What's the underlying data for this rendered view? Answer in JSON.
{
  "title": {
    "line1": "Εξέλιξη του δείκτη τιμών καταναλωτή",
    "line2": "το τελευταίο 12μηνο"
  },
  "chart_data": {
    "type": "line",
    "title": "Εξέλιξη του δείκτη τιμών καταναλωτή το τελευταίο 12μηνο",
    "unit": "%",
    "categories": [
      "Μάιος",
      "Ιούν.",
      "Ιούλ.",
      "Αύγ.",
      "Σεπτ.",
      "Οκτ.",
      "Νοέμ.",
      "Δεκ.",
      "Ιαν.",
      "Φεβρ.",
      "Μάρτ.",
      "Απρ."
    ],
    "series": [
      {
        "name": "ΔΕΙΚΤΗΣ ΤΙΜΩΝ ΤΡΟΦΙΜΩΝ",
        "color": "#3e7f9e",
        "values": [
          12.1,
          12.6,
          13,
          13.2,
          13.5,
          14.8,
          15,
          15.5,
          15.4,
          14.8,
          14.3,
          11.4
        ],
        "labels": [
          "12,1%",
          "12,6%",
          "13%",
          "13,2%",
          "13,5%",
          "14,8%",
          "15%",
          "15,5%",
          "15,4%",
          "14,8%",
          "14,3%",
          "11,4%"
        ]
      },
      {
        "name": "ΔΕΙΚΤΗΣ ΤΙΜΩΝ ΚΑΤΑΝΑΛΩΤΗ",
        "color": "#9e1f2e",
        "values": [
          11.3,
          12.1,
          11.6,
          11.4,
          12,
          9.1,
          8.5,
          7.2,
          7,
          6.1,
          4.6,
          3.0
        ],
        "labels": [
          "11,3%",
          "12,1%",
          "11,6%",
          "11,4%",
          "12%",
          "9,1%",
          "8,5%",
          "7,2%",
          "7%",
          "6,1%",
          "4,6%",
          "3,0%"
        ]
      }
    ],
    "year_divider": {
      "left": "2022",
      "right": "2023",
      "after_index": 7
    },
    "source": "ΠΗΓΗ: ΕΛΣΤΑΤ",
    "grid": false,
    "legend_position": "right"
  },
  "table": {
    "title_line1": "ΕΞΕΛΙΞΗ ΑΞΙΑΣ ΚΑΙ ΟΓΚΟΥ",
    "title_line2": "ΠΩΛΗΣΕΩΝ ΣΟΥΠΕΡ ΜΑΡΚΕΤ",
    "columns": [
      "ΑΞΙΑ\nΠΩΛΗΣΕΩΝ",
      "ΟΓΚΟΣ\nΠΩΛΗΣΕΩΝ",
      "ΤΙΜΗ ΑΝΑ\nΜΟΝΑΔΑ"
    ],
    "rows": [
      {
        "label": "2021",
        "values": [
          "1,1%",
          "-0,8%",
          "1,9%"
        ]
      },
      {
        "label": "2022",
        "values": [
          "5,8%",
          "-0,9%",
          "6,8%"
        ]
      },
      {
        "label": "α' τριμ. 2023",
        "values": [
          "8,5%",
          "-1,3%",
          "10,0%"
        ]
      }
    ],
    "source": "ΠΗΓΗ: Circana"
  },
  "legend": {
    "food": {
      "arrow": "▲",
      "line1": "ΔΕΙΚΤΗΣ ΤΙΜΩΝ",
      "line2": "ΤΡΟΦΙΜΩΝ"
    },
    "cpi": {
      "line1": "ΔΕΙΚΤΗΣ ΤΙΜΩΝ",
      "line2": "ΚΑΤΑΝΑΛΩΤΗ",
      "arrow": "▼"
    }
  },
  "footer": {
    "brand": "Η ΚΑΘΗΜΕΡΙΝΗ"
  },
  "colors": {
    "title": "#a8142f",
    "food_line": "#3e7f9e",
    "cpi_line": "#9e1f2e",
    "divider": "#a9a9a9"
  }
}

________________________________________

Task goal: Gather, from the listing above, every line carrying the word "τιμών".

Output for this exercise:
    "line1": "Εξέλιξη του δείκτη τιμών καταναλωτή",
    "title": "Εξέλιξη του δείκτη τιμών καταναλωτή το τελευταίο 12μηνο",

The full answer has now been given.